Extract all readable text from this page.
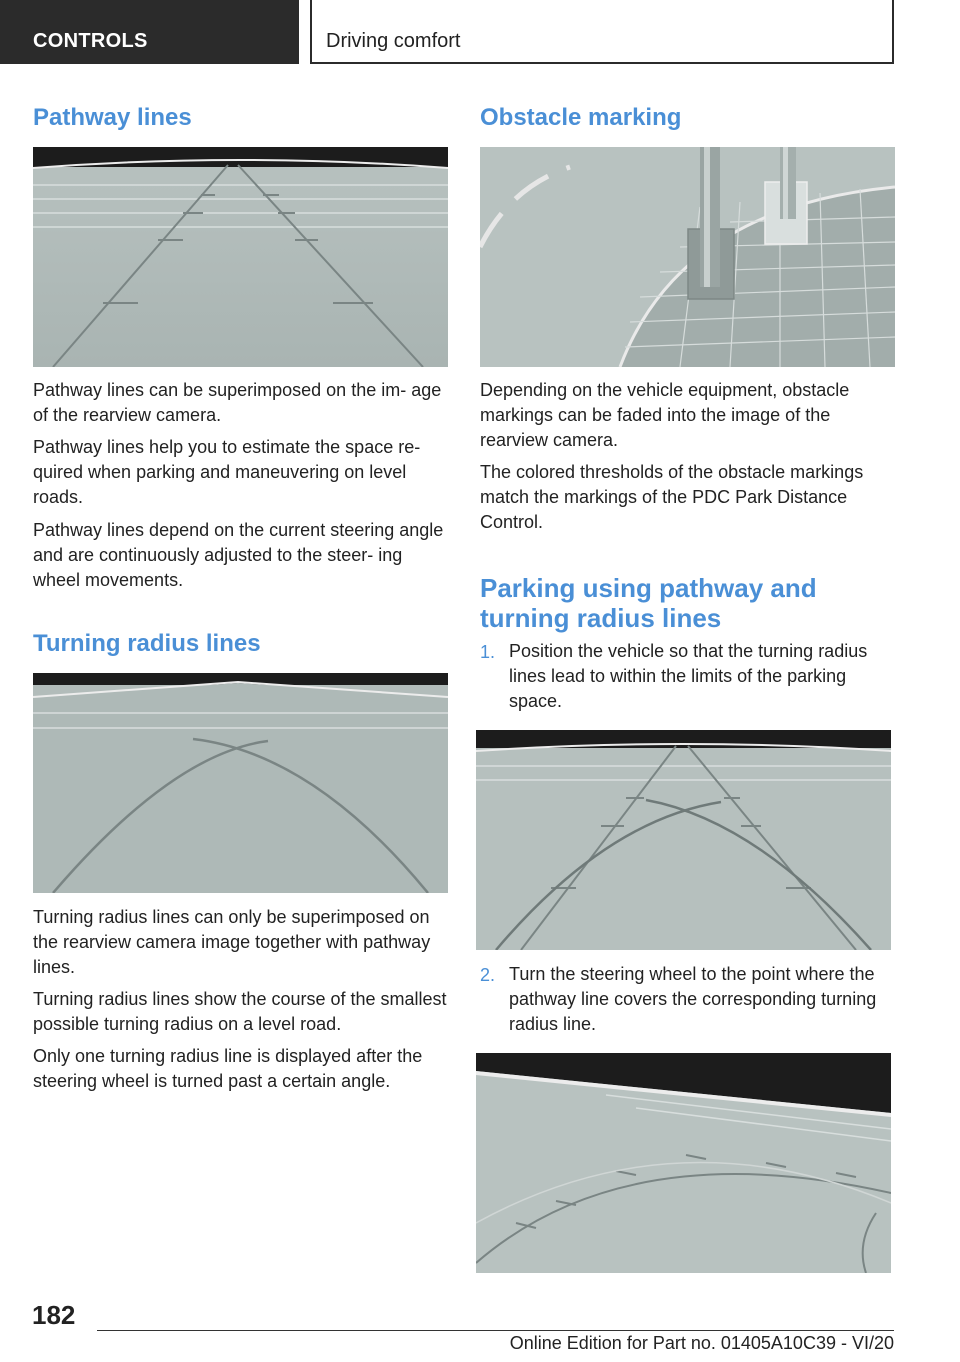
CONTROLS	Driving comfort
Pathway lines

Pathway lines can be superimposed on the im‐ age of the rearview camera.

Pathway lines help you to estimate the space re‐ quired when parking and maneuvering on level roads.

Pathway lines depend on the current steering angle and are continuously adjusted to the steer‐ ing wheel movements.

Turning radius lines

Turning radius lines can only be superimposed on the rearview camera image together with pathway lines.

Turning radius lines show the course of the smallest possible turning radius on a level road.

Only one turning radius line is displayed after the steering wheel is turned past a certain angle.

Obstacle marking

Depending on the vehicle equipment, obstacle markings can be faded into the image of the rearview camera.

The colored thresholds of the obstacle markings match the markings of the PDC Park Distance Control.

Parking using pathway and turning radius lines
1. Position the vehicle so that the turning radius lines lead to within the limits of the parking space.

2. Turn the steering wheel to the point where the pathway line covers the corresponding turning radius line.

182
Online Edition for Part no. 01405A10C39 - VI/20
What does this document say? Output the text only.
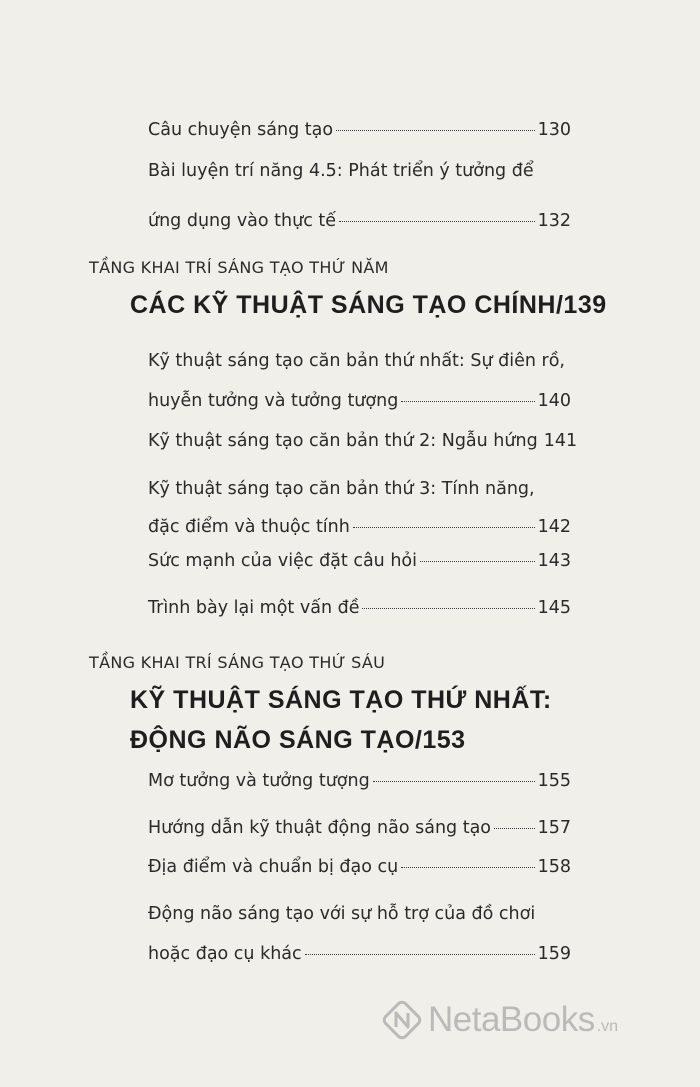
Câu chuyện sáng tạo	130
Bài luyện trí năng 4.5: Phát triển ý tưởng để
ứng dụng vào thực tế	132
TẦNG KHAI TRÍ SÁNG TẠO THỨ NĂM
CÁC KỸ THUẬT SÁNG TẠO CHÍNH/139
Kỹ thuật sáng tạo căn bản thứ nhất: Sự điên rồ,
huyễn tưởng và tưởng tượng	140
Kỹ thuật sáng tạo căn bản thứ 2: Ngẫu hứng 141
Kỹ thuật sáng tạo căn bản thứ 3: Tính năng,
đặc điểm và thuộc tính	142
Sức mạnh của việc đặt câu hỏi	143
Trình bày lại một vấn đề	145
TẦNG KHAI TRÍ SÁNG TẠO THỨ SÁU
KỸ THUẬT SÁNG TẠO THỨ NHẤT:
ĐỘNG NÃO SÁNG TẠO/153
Mơ tưởng và tưởng tượng	155
Hướng dẫn kỹ thuật động não sáng tạo	157
Địa điểm và chuẩn bị đạo cụ	158
Động não sáng tạo với sự hỗ trợ của đồ chơi
hoặc đạo cụ khác	159
NetaBooks .vn
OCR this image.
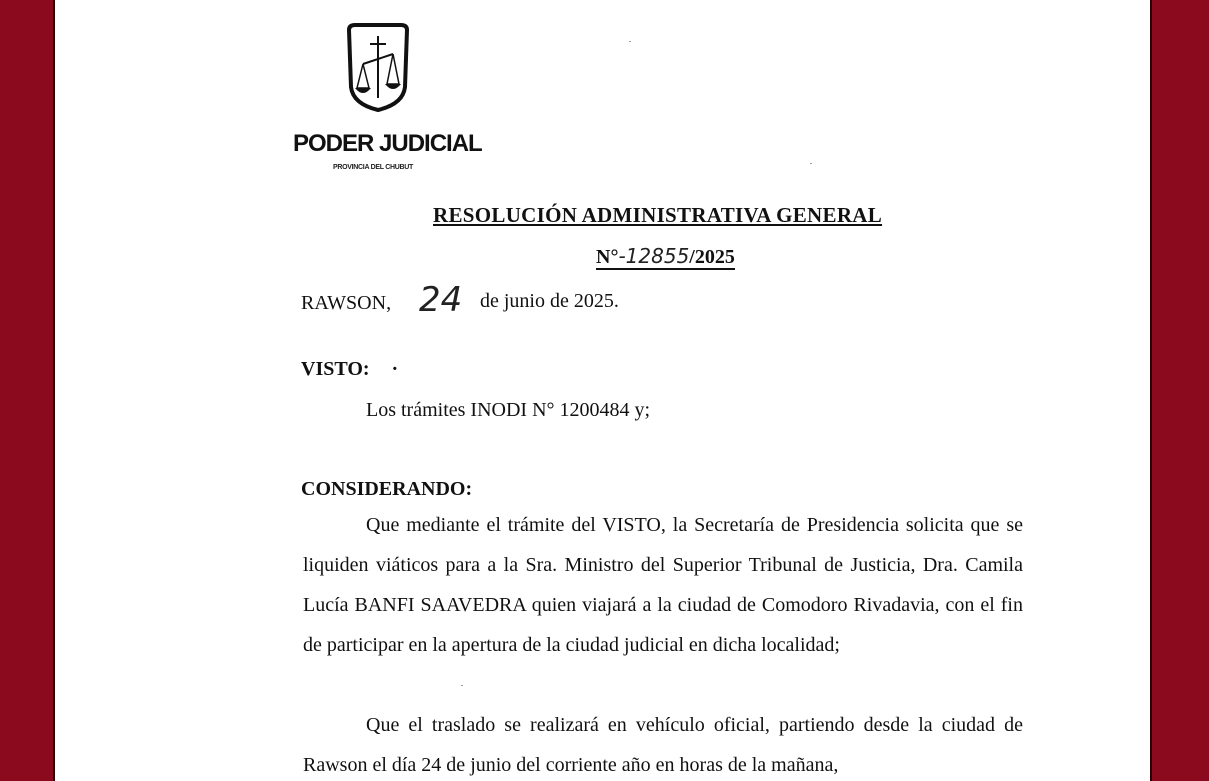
PODER JUDICIAL
PROVINCIA DEL CHUBUT
RESOLUCIÓN ADMINISTRATIVA GENERAL
N°-12855/2025
RAWSON, 24 de junio de 2025.
VISTO: ·
Los trámites INODI N° 1200484 y;
CONSIDERANDO:
Que mediante el trámite del VISTO, la Secretaría de Presidencia solicita que se liquiden viáticos para a la Sra. Ministro del Superior Tribunal de Justicia, Dra. Camila Lucía BANFI SAAVEDRA quien viajará a la ciudad de Comodoro Rivadavia, con el fin de participar en la apertura de la ciudad judicial en dicha localidad;
Que el traslado se realizará en vehículo oficial, partiendo desde la ciudad de Rawson el día 24 de junio del corriente año en horas de la mañana,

------------------------------

Stated goal:
Search the data above for the string "KHAI" and copy each line that has it.

Solution:
TẦNG KHAI TRÍ SÁNG TẠO THỨ NĂM
TẦNG KHAI TRÍ SÁNG TẠO THỨ SÁU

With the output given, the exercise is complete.